◆ Records from a collection ◆

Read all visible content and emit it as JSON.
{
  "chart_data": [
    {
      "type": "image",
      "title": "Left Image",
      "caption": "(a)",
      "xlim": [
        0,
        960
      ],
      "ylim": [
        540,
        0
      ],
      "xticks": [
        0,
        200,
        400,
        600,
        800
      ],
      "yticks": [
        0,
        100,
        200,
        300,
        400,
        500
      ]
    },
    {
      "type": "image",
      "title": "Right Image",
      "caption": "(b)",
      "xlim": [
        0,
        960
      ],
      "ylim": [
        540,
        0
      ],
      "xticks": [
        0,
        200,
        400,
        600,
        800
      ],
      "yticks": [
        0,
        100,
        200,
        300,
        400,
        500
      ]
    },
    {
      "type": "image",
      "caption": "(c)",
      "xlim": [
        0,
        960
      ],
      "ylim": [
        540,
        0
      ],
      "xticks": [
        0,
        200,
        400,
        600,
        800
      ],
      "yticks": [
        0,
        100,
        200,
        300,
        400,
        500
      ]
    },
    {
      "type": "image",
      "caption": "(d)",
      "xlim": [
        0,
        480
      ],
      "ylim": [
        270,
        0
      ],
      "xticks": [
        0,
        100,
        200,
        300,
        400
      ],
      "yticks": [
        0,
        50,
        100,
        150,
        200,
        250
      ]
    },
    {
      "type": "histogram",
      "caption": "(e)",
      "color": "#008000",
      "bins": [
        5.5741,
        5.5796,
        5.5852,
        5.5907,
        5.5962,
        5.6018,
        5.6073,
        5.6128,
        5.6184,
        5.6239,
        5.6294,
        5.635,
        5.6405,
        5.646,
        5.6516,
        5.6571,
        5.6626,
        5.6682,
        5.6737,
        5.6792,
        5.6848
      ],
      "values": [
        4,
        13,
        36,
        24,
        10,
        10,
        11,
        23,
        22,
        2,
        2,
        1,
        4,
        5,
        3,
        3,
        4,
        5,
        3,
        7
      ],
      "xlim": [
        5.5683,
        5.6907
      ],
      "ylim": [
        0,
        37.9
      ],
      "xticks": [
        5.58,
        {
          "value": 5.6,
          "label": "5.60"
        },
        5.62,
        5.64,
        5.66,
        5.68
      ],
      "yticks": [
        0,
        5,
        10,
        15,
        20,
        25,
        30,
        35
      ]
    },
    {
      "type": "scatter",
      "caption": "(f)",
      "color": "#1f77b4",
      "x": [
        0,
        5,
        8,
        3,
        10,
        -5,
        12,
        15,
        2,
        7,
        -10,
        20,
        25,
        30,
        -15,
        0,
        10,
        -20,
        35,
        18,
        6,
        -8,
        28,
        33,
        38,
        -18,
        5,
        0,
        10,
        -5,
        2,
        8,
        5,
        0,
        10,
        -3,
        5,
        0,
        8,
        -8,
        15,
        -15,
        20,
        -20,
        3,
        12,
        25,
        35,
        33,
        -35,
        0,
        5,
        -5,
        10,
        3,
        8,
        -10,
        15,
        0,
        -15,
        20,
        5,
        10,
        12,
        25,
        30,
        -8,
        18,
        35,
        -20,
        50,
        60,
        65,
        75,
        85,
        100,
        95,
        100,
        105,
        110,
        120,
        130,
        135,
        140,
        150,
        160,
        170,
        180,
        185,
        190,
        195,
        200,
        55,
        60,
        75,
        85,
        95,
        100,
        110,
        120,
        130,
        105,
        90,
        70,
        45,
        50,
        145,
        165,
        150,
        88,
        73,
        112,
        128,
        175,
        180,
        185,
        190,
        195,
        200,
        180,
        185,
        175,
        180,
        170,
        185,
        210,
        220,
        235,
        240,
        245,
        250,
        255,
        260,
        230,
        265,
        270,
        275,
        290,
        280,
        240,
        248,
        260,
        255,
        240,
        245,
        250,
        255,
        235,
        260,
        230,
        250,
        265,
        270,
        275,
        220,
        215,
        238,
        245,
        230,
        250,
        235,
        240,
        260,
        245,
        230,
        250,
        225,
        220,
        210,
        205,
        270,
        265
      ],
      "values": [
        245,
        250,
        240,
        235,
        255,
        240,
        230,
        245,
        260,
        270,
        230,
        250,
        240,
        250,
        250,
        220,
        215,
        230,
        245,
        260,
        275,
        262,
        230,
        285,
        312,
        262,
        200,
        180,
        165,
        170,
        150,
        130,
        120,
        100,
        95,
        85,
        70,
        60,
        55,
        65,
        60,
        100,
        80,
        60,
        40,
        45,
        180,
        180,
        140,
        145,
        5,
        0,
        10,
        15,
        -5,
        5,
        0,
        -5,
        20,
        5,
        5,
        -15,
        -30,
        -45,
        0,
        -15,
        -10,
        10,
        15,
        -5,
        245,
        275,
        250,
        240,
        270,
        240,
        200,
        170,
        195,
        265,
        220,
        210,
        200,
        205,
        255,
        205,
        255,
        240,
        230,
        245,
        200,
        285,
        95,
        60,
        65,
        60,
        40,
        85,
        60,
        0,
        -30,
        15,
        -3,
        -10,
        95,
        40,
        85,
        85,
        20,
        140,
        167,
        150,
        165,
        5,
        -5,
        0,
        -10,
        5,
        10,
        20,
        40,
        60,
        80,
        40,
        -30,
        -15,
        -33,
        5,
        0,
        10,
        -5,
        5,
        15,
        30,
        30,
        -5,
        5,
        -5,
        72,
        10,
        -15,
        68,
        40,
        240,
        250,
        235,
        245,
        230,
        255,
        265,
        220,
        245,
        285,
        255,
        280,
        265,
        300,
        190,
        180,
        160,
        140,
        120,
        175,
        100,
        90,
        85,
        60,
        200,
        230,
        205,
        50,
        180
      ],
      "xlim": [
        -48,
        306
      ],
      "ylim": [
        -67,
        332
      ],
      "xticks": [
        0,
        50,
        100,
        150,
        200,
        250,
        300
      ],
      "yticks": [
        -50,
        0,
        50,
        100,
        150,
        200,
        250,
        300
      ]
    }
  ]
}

◆ Required work ◆
Write out all of the records above exactly as they appear.

◆ Reply ◆
Read all visible content and emit it as JSON.
{
  "chart_data": [
    {
      "type": "image",
      "title": "Left Image",
      "caption": "(a)",
      "xlim": [
        0,
        960
      ],
      "ylim": [
        540,
        0
      ],
      "xticks": [
        0,
        200,
        400,
        600,
        800
      ],
      "yticks": [
        0,
        100,
        200,
        300,
        400,
        500
      ]
    },
    {
      "type": "image",
      "title": "Right Image",
      "caption": "(b)",
      "xlim": [
        0,
        960
      ],
      "ylim": [
        540,
        0
      ],
      "xticks": [
        0,
        200,
        400,
        600,
        800
      ],
      "yticks": [
        0,
        100,
        200,
        300,
        400,
        500
      ]
    },
    {
      "type": "image",
      "caption": "(c)",
      "xlim": [
        0,
        960
      ],
      "ylim": [
        540,
        0
      ],
      "xticks": [
        0,
        200,
        400,
        600,
        800
      ],
      "yticks": [
        0,
        100,
        200,
        300,
        400,
        500
      ]
    },
    {
      "type": "image",
      "caption": "(d)",
      "xlim": [
        0,
        480
      ],
      "ylim": [
        270,
        0
      ],
      "xticks": [
        0,
        100,
        200,
        300,
        400
      ],
      "yticks": [
        0,
        50,
        100,
        150,
        200,
        250
      ]
    },
    {
      "type": "histogram",
      "caption": "(e)",
      "color": "#008000",
      "bins": [
        5.5741,
        5.5796,
        5.5852,
        5.5907,
        5.5962,
        5.6018,
        5.6073,
        5.6128,
        5.6184,
        5.6239,
        5.6294,
        5.635,
        5.6405,
        5.646,
        5.6516,
        5.6571,
        5.6626,
        5.6682,
        5.6737,
        5.6792,
        5.6848
      ],
      "values": [
        4,
        13,
        36,
        24,
        10,
        10,
        11,
        23,
        22,
        2,
        2,
        1,
        4,
        5,
        3,
        3,
        4,
        5,
        3,
        7
      ],
      "xlim": [
        5.5683,
        5.6907
      ],
      "ylim": [
        0,
        37.9
      ],
      "xticks": [
        5.58,
        {
          "value": 5.6,
          "label": "5.60"
        },
        5.62,
        5.64,
        5.66,
        5.68
      ],
      "yticks": [
        0,
        5,
        10,
        15,
        20,
        25,
        30,
        35
      ]
    },
    {
      "type": "scatter",
      "caption": "(f)",
      "color": "#1f77b4",
      "x": [
        0,
        5,
        8,
        3,
        10,
        -5,
        12,
        15,
        2,
        7,
        -10,
        20,
        25,
        30,
        -15,
        0,
        10,
        -20,
        35,
        18,
        6,
        -8,
        28,
        33,
        38,
        -18,
        5,
        0,
        10,
        -5,
        2,
        8,
        5,
        0,
        10,
        -3,
        5,
        0,
        8,
        -8,
        15,
        -15,
        20,
        -20,
        3,
        12,
        25,
        35,
        33,
        -35,
        0,
        5,
        -5,
        10,
        3,
        8,
        -10,
        15,
        0,
        -15,
        20,
        5,
        10,
        12,
        25,
        30,
        -8,
        18,
        35,
        -20,
        50,
        60,
        65,
        75,
        85,
        100,
        95,
        100,
        105,
        110,
        120,
        130,
        135,
        140,
        150,
        160,
        170,
        180,
        185,
        190,
        195,
        200,
        55,
        60,
        75,
        85,
        95,
        100,
        110,
        120,
        130,
        105,
        90,
        70,
        45,
        50,
        145,
        165,
        150,
        88,
        73,
        112,
        128,
        175,
        180,
        185,
        190,
        195,
        200,
        180,
        185,
        175,
        180,
        170,
        185,
        210,
        220,
        235,
        240,
        245,
        250,
        255,
        260,
        230,
        265,
        270,
        275,
        290,
        280,
        240,
        248,
        260,
        255,
        240,
        245,
        250,
        255,
        235,
        260,
        230,
        250,
        265,
        270,
        275,
        220,
        215,
        238,
        245,
        230,
        250,
        235,
        240,
        260,
        245,
        230,
        250,
        225,
        220,
        210,
        205,
        270,
        265
      ],
      "values": [
        245,
        250,
        240,
        235,
        255,
        240,
        230,
        245,
        260,
        270,
        230,
        250,
        240,
        250,
        250,
        220,
        215,
        230,
        245,
        260,
        275,
        262,
        230,
        285,
        312,
        262,
        200,
        180,
        165,
        170,
        150,
        130,
        120,
        100,
        95,
        85,
        70,
        60,
        55,
        65,
        60,
        100,
        80,
        60,
        40,
        45,
        180,
        180,
        140,
        145,
        5,
        0,
        10,
        15,
        -5,
        5,
        0,
        -5,
        20,
        5,
        5,
        -15,
        -30,
        -45,
        0,
        -15,
        -10,
        10,
        15,
        -5,
        245,
        275,
        250,
        240,
        270,
        240,
        200,
        170,
        195,
        265,
        220,
        210,
        200,
        205,
        255,
        205,
        255,
        240,
        230,
        245,
        200,
        285,
        95,
        60,
        65,
        60,
        40,
        85,
        60,
        0,
        -30,
        15,
        -3,
        -10,
        95,
        40,
        85,
        85,
        20,
        140,
        167,
        150,
        165,
        5,
        -5,
        0,
        -10,
        5,
        10,
        20,
        40,
        60,
        80,
        40,
        -30,
        -15,
        -33,
        5,
        0,
        10,
        -5,
        5,
        15,
        30,
        30,
        -5,
        5,
        -5,
        72,
        10,
        -15,
        68,
        40,
        240,
        250,
        235,
        245,
        230,
        255,
        265,
        220,
        245,
        285,
        255,
        280,
        265,
        300,
        190,
        180,
        160,
        140,
        120,
        175,
        100,
        90,
        85,
        60,
        200,
        230,
        205,
        50,
        180
      ],
      "xlim": [
        -48,
        306
      ],
      "ylim": [
        -67,
        332
      ],
      "xticks": [
        0,
        50,
        100,
        150,
        200,
        250,
        300
      ],
      "yticks": [
        -50,
        0,
        50,
        100,
        150,
        200,
        250,
        300
      ]
    }
  ]
}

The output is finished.